• _YOUR OBJECTIVE_: State how many lines of the data contain the word "plain", and write nothing besides the number.

# start of RECORDS SHOWN

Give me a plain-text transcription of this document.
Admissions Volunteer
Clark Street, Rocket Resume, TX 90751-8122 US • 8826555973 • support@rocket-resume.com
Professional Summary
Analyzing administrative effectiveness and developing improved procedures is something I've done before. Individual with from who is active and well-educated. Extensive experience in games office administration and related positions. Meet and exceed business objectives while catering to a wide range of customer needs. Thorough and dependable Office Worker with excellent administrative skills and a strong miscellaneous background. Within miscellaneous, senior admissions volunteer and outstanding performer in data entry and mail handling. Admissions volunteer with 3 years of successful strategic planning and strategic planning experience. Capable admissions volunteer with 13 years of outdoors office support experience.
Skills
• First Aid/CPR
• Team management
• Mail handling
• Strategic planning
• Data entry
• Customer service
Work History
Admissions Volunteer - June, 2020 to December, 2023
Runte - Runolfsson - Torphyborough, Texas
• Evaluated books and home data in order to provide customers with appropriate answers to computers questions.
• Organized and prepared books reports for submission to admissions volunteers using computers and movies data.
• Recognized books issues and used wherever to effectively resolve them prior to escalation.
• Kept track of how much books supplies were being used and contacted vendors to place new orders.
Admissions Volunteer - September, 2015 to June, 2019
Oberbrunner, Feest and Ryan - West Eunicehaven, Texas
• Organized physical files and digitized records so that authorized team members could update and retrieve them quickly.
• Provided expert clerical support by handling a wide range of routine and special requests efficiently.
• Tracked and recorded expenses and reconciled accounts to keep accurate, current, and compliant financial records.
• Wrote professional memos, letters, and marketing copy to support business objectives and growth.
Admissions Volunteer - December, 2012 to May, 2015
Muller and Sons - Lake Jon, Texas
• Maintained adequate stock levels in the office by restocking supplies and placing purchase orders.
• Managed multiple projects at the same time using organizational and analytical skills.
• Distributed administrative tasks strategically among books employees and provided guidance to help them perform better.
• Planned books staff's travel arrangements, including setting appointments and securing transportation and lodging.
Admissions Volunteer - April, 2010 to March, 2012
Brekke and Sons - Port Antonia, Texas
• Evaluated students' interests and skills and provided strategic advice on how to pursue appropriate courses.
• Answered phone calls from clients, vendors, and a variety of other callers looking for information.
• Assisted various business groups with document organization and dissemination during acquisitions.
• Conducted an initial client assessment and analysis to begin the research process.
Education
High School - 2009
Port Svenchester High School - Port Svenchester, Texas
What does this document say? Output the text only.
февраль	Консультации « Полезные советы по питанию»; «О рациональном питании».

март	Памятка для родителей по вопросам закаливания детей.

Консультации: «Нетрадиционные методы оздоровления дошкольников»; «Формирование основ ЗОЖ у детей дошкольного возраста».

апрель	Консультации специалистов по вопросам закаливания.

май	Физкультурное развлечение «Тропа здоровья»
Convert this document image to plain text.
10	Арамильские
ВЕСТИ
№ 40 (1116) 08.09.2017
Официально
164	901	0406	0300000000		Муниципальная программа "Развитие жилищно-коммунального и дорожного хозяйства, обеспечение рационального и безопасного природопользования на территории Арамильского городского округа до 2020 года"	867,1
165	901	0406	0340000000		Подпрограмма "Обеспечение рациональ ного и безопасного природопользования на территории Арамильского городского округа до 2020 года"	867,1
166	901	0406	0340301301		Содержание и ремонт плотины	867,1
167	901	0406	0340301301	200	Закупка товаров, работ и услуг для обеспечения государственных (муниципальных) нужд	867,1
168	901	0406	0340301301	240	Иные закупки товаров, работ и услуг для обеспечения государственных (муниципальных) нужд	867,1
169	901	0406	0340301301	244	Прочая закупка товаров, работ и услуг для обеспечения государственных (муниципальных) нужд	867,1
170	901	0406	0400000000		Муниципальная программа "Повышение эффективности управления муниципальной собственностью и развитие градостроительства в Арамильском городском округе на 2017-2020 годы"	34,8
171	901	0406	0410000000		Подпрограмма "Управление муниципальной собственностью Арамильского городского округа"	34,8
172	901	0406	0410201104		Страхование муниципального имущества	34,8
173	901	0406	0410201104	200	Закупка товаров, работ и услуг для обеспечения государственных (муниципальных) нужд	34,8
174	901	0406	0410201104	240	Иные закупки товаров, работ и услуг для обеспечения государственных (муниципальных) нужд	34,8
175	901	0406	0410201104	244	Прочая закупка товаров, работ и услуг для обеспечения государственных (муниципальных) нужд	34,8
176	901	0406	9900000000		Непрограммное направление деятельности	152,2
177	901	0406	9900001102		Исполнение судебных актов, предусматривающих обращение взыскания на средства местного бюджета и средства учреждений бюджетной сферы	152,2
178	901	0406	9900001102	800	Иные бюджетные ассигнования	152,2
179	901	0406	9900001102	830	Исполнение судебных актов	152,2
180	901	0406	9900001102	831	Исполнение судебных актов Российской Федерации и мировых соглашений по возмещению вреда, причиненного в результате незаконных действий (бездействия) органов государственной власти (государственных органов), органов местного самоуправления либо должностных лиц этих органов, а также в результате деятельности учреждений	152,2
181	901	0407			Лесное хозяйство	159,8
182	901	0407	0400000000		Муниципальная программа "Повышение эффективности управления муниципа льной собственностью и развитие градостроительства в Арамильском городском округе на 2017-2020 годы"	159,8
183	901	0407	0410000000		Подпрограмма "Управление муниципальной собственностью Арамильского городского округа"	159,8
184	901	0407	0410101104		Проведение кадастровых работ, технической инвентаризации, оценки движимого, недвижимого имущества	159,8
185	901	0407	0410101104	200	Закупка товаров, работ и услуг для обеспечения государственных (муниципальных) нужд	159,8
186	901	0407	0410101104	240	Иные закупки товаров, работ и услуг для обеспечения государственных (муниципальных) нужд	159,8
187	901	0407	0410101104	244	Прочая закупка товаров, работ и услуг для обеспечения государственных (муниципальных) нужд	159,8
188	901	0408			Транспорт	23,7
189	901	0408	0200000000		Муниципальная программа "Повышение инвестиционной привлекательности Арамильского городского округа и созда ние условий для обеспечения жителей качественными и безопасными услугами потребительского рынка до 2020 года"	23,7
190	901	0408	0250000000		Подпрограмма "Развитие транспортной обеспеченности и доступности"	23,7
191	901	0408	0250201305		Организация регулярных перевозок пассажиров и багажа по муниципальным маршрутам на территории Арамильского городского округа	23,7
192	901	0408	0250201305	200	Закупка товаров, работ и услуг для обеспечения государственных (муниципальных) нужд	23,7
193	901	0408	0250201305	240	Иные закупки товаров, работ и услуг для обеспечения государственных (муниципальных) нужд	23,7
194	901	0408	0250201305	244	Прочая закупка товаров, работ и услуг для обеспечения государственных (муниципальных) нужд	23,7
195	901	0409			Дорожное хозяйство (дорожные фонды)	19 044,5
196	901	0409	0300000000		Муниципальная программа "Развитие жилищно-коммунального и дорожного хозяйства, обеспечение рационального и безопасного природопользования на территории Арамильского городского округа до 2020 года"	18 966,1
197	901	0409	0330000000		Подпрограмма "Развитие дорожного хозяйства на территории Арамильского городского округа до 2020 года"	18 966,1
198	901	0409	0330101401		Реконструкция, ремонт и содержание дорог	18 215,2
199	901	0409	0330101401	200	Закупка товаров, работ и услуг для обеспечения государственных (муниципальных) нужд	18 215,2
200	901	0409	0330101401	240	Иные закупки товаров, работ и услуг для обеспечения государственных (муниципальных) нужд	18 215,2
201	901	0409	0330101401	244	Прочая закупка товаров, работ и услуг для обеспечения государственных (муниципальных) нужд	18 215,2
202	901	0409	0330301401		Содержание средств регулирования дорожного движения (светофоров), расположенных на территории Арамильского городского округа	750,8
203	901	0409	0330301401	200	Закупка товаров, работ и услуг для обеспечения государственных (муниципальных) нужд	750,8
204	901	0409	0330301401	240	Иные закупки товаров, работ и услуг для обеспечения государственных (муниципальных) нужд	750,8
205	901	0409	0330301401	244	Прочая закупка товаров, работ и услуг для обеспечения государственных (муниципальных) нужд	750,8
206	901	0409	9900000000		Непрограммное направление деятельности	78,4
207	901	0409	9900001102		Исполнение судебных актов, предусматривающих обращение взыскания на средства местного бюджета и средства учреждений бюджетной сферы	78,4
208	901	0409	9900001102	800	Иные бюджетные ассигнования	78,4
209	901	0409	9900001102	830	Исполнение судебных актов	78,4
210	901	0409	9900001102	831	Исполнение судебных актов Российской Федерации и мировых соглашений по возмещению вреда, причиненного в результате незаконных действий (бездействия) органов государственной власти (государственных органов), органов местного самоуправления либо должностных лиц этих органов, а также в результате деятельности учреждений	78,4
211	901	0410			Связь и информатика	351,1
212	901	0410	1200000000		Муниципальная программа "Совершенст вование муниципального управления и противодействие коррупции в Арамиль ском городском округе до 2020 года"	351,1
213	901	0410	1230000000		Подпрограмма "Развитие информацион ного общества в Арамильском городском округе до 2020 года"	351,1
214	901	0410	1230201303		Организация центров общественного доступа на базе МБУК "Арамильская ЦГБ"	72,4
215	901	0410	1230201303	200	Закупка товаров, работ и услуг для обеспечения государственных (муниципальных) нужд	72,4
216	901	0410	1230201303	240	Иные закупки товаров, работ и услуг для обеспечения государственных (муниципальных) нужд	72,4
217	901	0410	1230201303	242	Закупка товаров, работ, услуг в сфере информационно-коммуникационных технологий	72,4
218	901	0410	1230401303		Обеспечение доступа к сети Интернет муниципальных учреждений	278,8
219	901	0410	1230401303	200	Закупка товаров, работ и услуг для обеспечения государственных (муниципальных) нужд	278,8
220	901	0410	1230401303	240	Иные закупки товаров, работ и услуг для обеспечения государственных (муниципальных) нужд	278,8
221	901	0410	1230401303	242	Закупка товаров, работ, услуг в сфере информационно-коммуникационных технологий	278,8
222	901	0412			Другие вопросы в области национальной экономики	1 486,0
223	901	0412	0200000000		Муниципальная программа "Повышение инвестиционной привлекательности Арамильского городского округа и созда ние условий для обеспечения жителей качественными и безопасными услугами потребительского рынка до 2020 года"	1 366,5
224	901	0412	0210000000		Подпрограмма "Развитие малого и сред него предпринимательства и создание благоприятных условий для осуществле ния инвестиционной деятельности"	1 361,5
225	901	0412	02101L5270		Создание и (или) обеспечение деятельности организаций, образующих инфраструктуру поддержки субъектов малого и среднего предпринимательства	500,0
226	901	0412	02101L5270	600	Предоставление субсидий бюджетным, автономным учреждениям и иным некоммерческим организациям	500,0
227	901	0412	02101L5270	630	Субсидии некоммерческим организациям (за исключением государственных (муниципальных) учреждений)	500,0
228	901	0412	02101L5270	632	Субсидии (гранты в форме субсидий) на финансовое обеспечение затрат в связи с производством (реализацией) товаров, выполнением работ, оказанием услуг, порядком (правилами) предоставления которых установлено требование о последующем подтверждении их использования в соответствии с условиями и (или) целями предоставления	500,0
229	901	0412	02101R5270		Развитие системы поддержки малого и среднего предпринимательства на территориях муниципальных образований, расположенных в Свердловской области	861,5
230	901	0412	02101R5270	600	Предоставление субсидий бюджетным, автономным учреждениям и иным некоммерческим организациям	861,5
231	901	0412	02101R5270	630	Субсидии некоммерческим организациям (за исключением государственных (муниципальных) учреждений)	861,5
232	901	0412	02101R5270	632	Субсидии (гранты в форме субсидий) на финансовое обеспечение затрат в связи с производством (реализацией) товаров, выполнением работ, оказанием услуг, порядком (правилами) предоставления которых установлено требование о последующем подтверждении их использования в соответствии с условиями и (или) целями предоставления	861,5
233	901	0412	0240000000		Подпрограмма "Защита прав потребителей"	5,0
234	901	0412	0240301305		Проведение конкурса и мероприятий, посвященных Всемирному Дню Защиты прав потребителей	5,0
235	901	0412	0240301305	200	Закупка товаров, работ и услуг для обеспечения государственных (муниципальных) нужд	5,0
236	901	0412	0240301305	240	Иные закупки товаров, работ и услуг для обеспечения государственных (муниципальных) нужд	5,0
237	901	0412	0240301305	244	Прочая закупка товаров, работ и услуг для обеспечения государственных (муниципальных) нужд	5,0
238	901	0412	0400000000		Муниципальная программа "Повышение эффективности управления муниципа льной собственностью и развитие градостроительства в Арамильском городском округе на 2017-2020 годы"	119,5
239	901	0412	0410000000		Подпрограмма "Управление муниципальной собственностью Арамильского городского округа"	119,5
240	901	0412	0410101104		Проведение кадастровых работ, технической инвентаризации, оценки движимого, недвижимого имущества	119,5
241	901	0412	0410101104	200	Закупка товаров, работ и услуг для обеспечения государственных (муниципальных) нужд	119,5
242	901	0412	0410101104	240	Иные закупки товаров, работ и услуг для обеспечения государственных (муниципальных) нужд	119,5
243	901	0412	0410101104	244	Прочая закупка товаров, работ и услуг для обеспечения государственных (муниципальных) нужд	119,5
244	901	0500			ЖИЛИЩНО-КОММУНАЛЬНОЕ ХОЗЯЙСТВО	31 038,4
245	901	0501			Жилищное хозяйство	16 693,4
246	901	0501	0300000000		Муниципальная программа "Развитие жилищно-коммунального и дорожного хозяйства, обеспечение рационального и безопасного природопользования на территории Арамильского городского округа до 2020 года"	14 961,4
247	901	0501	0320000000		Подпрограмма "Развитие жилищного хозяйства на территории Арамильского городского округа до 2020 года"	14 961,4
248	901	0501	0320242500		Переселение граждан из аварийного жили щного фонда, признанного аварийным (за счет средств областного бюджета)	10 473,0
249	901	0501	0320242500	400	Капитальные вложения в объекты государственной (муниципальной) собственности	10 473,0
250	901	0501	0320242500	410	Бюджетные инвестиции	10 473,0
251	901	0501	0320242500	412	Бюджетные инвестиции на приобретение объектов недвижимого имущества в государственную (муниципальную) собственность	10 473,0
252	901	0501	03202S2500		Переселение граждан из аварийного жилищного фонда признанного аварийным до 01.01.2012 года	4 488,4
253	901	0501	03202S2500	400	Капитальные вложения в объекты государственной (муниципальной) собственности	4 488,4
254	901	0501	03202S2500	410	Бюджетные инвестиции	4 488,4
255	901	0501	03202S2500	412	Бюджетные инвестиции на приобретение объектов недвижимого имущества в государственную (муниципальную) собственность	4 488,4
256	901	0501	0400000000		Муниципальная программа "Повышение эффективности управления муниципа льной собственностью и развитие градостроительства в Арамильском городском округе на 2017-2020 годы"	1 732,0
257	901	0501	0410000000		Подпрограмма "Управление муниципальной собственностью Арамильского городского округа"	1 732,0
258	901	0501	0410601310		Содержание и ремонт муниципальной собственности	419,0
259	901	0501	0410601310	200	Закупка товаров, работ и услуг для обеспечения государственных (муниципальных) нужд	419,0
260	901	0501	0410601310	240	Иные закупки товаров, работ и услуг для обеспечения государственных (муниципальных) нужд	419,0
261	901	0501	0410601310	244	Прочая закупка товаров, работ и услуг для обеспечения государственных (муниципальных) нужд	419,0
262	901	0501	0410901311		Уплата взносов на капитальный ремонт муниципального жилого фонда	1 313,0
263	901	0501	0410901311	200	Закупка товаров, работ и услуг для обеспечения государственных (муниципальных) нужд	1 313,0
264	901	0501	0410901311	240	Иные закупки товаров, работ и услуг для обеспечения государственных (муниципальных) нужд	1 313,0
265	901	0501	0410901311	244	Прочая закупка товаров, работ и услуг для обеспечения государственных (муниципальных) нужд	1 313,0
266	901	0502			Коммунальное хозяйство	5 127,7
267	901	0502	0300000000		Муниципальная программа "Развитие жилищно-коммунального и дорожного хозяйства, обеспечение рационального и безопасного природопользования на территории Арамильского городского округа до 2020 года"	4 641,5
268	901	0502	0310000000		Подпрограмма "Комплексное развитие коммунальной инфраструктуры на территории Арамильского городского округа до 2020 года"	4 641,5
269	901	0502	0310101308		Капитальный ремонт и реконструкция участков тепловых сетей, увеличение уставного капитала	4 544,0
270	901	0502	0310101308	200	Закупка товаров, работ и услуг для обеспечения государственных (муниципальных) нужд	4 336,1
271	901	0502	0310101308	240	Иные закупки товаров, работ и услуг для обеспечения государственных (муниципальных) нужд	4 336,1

# end of RECORDS SHOWN

• _THE SOLUTION_: 2